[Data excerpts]

#####

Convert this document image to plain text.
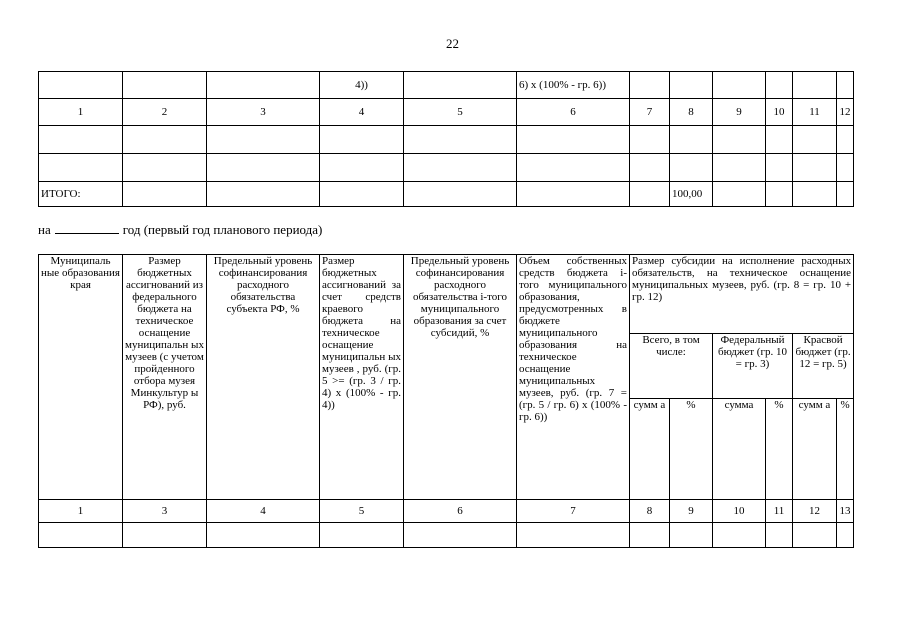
22
			4))		6) х (100% - гр. 6))						
1	2	3	4	5	6	7	8	9	10	11	12

ИТОГО:							100,00				
на	год (первый год планового периода)
Муниципаль ные образования края	Размер бюджетных ассигнований из федерального бюджета на техническое оснащение муниципальн ых музеев (с учетом пройденного отбора музея Минкультур ы РФ), руб.	Предельный уровень софинансирования расходного обязательства субъекта РФ, %	Размер бюджетных ассигнований за счет средств краевого бюджета на техническое оснащение муниципальн ых музеев , руб. (гр. 5 >= (гр. 3 / гр. 4) х (100% - гр. 4))	Предельный уровень софинансирования расходного обязательства i-того муниципального образования за счет субсидий, %	Объем собственных средств бюджета i-того муниципального образования, предусмотренных в бюджете муниципального образования на техническое оснащение муниципальных музеев, руб. (гр. 7 = (гр. 5 / гр. 6) х (100% - гр. 6))	Размер субсидии на исполнение расходных обязательств, на техническое оснащение муниципальных музеев, руб. (гр. 8 = гр. 10 + гр. 12)					
						Всего, в том числе:		Федеральный бюджет (гр. 10 = гр. 3)		Красвой бюджет (гр. 12 = гр. 5)	
						сумм а	%	сумма	%	сумм а	%

1	3	4	5	6	7	8	9	10	11	12	13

#####

## Your instructions:
In the copy, include all records verbatim but no images.

## Response to this exercise:
Convert this document image to plain text.
22
			4))		6) х (100% - гр. 6))						
1	2	3	4	5	6	7	8	9	10	11	12

ИТОГО:							100,00				
на	год (первый год планового периода)
Муниципаль ные образования края	Размер бюджетных ассигнований из федерального бюджета на техническое оснащение муниципальн ых музеев (с учетом пройденного отбора музея Минкультур ы РФ), руб.	Предельный уровень софинансирования расходного обязательства субъекта РФ, %	Размер бюджетных ассигнований за счет средств краевого бюджета на техническое оснащение муниципальн ых музеев , руб. (гр. 5 >= (гр. 3 / гр. 4) х (100% - гр. 4))	Предельный уровень софинансирования расходного обязательства i-того муниципального образования за счет субсидий, %	Объем собственных средств бюджета i-того муниципального образования, предусмотренных в бюджете муниципального образования на техническое оснащение муниципальных музеев, руб. (гр. 7 = (гр. 5 / гр. 6) х (100% - гр. 6))	Размер субсидии на исполнение расходных обязательств, на техническое оснащение муниципальных музеев, руб. (гр. 8 = гр. 10 + гр. 12)					
						Всего, в том числе:		Федеральный бюджет (гр. 10 = гр. 3)		Красвой бюджет (гр. 12 = гр. 5)	
						сумм а	%	сумма	%	сумм а	%

1	3	4	5	6	7	8	9	10	11	12	13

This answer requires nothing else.